[EXTRACTED RECORDS start]
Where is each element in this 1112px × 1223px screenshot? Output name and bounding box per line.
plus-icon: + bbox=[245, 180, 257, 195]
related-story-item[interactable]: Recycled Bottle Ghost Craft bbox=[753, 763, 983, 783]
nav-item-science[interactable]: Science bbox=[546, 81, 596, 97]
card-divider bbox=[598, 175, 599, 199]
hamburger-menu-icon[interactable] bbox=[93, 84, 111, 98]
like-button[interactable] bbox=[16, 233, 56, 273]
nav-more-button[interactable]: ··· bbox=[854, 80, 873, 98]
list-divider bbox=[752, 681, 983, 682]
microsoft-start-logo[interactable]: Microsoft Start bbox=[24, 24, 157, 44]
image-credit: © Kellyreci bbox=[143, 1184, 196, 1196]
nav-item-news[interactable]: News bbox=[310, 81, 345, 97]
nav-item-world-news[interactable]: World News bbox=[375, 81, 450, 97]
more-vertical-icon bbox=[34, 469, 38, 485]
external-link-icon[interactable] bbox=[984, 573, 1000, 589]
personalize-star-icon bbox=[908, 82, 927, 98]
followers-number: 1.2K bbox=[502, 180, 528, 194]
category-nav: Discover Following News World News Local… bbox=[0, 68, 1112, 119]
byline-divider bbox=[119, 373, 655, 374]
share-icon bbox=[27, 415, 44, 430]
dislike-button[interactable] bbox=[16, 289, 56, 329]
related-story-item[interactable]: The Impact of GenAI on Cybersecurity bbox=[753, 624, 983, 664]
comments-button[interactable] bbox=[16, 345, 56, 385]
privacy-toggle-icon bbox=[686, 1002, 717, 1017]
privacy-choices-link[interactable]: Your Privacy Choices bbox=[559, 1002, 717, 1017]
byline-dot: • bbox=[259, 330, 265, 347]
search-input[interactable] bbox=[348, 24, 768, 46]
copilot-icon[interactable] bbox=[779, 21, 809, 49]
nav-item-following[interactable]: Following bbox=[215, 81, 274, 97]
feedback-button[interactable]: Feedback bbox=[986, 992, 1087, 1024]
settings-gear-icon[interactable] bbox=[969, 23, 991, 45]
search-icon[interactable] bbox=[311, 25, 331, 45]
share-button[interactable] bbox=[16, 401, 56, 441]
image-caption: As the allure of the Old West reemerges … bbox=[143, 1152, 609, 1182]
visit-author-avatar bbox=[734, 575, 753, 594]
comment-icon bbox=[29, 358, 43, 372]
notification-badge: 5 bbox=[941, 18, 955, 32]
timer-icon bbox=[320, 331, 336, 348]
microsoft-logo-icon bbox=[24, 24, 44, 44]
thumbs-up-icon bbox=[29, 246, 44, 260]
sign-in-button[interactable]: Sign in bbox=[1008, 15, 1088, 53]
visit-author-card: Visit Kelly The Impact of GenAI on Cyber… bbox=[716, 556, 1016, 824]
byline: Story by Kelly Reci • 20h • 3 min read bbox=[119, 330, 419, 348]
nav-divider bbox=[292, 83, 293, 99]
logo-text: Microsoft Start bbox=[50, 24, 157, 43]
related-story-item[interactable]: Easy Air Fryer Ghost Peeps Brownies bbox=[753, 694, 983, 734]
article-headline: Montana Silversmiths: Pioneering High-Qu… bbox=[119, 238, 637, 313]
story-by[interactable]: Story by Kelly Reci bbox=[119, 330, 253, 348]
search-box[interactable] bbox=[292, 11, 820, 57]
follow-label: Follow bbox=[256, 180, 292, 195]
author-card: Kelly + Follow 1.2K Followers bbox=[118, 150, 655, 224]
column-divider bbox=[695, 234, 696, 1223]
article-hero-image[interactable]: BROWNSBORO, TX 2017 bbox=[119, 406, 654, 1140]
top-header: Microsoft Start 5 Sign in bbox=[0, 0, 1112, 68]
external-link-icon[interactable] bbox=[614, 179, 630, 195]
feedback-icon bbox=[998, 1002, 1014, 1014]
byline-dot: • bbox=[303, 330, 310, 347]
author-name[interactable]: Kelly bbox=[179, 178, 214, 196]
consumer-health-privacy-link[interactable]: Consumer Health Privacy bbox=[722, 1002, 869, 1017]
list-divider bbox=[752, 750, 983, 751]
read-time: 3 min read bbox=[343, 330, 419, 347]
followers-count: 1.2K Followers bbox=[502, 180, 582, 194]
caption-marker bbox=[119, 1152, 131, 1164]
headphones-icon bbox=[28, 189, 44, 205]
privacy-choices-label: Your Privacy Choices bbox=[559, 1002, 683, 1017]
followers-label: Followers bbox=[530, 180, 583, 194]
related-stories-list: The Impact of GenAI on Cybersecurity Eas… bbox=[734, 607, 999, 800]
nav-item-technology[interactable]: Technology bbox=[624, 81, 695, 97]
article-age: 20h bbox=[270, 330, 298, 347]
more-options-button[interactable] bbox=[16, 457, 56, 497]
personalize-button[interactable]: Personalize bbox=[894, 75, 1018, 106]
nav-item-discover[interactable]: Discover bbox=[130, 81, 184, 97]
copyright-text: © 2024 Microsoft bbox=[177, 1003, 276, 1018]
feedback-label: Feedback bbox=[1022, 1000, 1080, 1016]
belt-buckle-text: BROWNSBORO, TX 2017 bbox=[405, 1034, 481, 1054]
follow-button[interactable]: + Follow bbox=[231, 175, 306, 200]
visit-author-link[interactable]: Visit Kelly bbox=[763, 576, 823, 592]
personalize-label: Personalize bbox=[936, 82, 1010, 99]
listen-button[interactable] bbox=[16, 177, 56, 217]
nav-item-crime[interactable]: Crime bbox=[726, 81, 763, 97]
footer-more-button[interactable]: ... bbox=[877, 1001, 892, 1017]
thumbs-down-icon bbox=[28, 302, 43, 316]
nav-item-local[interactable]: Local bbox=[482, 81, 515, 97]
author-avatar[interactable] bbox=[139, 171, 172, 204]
[EXTRACTED RECORDS end]
Retype all of the entries above without changing a single character.

Where is each element in this 1112px × 1223px screenshot? Output name and bounding box per line.
plus-icon: + bbox=[245, 180, 257, 195]
related-story-item[interactable]: Recycled Bottle Ghost Craft bbox=[753, 763, 983, 783]
nav-item-science[interactable]: Science bbox=[546, 81, 596, 97]
card-divider bbox=[598, 175, 599, 199]
hamburger-menu-icon[interactable] bbox=[93, 84, 111, 98]
like-button[interactable] bbox=[16, 233, 56, 273]
nav-more-button[interactable]: ··· bbox=[854, 80, 873, 98]
list-divider bbox=[752, 681, 983, 682]
microsoft-start-logo[interactable]: Microsoft Start bbox=[24, 24, 157, 44]
image-credit: © Kellyreci bbox=[143, 1184, 196, 1196]
nav-item-news[interactable]: News bbox=[310, 81, 345, 97]
nav-item-world-news[interactable]: World News bbox=[375, 81, 450, 97]
more-vertical-icon bbox=[34, 469, 38, 485]
external-link-icon[interactable] bbox=[984, 573, 1000, 589]
personalize-star-icon bbox=[908, 82, 927, 98]
followers-number: 1.2K bbox=[502, 180, 528, 194]
category-nav: Discover Following News World News Local… bbox=[0, 68, 1112, 119]
byline-divider bbox=[119, 373, 655, 374]
share-icon bbox=[27, 415, 44, 430]
dislike-button[interactable] bbox=[16, 289, 56, 329]
related-story-item[interactable]: The Impact of GenAI on Cybersecurity bbox=[753, 624, 983, 664]
comments-button[interactable] bbox=[16, 345, 56, 385]
privacy-toggle-icon bbox=[686, 1002, 717, 1017]
privacy-choices-link[interactable]: Your Privacy Choices bbox=[559, 1002, 717, 1017]
byline-dot: • bbox=[259, 330, 265, 347]
search-input[interactable] bbox=[348, 24, 768, 46]
copilot-icon[interactable] bbox=[779, 21, 809, 49]
nav-item-following[interactable]: Following bbox=[215, 81, 274, 97]
feedback-button[interactable]: Feedback bbox=[986, 992, 1087, 1024]
settings-gear-icon[interactable] bbox=[969, 23, 991, 45]
search-icon[interactable] bbox=[311, 25, 331, 45]
share-button[interactable] bbox=[16, 401, 56, 441]
image-caption: As the allure of the Old West reemerges … bbox=[143, 1152, 609, 1182]
visit-author-avatar bbox=[734, 575, 753, 594]
comment-icon bbox=[29, 358, 43, 372]
notification-badge: 5 bbox=[941, 18, 955, 32]
timer-icon bbox=[320, 331, 336, 348]
microsoft-logo-icon bbox=[24, 24, 44, 44]
thumbs-up-icon bbox=[29, 246, 44, 260]
sign-in-button[interactable]: Sign in bbox=[1008, 15, 1088, 53]
visit-author-card: Visit Kelly The Impact of GenAI on Cyber… bbox=[716, 556, 1016, 824]
byline: Story by Kelly Reci • 20h • 3 min read bbox=[119, 330, 419, 348]
nav-divider bbox=[292, 83, 293, 99]
logo-text: Microsoft Start bbox=[50, 24, 157, 43]
related-story-item[interactable]: Easy Air Fryer Ghost Peeps Brownies bbox=[753, 694, 983, 734]
article-headline: Montana Silversmiths: Pioneering High-Qu… bbox=[119, 238, 637, 313]
story-by[interactable]: Story by Kelly Reci bbox=[119, 330, 253, 348]
search-box[interactable] bbox=[292, 11, 820, 57]
follow-label: Follow bbox=[256, 180, 292, 195]
author-card: Kelly + Follow 1.2K Followers bbox=[118, 150, 655, 224]
column-divider bbox=[695, 234, 696, 1223]
article-hero-image[interactable]: BROWNSBORO, TX 2017 bbox=[119, 406, 654, 1140]
top-header: Microsoft Start 5 Sign in bbox=[0, 0, 1112, 68]
external-link-icon[interactable] bbox=[614, 179, 630, 195]
feedback-icon bbox=[998, 1002, 1014, 1014]
byline-dot: • bbox=[303, 330, 310, 347]
author-name[interactable]: Kelly bbox=[179, 178, 214, 196]
consumer-health-privacy-link[interactable]: Consumer Health Privacy bbox=[722, 1002, 869, 1017]
list-divider bbox=[752, 750, 983, 751]
read-time: 3 min read bbox=[343, 330, 419, 347]
followers-count: 1.2K Followers bbox=[502, 180, 582, 194]
caption-marker bbox=[119, 1152, 131, 1164]
headphones-icon bbox=[28, 189, 44, 205]
privacy-choices-label: Your Privacy Choices bbox=[559, 1002, 683, 1017]
followers-label: Followers bbox=[530, 180, 583, 194]
related-stories-list: The Impact of GenAI on Cybersecurity Eas… bbox=[734, 607, 999, 800]
nav-item-technology[interactable]: Technology bbox=[624, 81, 695, 97]
article-age: 20h bbox=[270, 330, 298, 347]
more-options-button[interactable] bbox=[16, 457, 56, 497]
personalize-button[interactable]: Personalize bbox=[894, 75, 1018, 106]
nav-item-discover[interactable]: Discover bbox=[130, 81, 184, 97]
copyright-text: © 2024 Microsoft bbox=[177, 1003, 276, 1018]
feedback-label: Feedback bbox=[1022, 1000, 1080, 1016]
belt-buckle-text: BROWNSBORO, TX 2017 bbox=[405, 1034, 481, 1054]
follow-button[interactable]: + Follow bbox=[231, 175, 306, 200]
visit-author-link[interactable]: Visit Kelly bbox=[763, 576, 823, 592]
personalize-label: Personalize bbox=[936, 82, 1010, 99]
listen-button[interactable] bbox=[16, 177, 56, 217]
nav-item-crime[interactable]: Crime bbox=[726, 81, 763, 97]
footer-more-button[interactable]: ... bbox=[877, 1001, 892, 1017]
thumbs-down-icon bbox=[28, 302, 43, 316]
nav-item-local[interactable]: Local bbox=[482, 81, 515, 97]
author-avatar[interactable] bbox=[139, 171, 172, 204]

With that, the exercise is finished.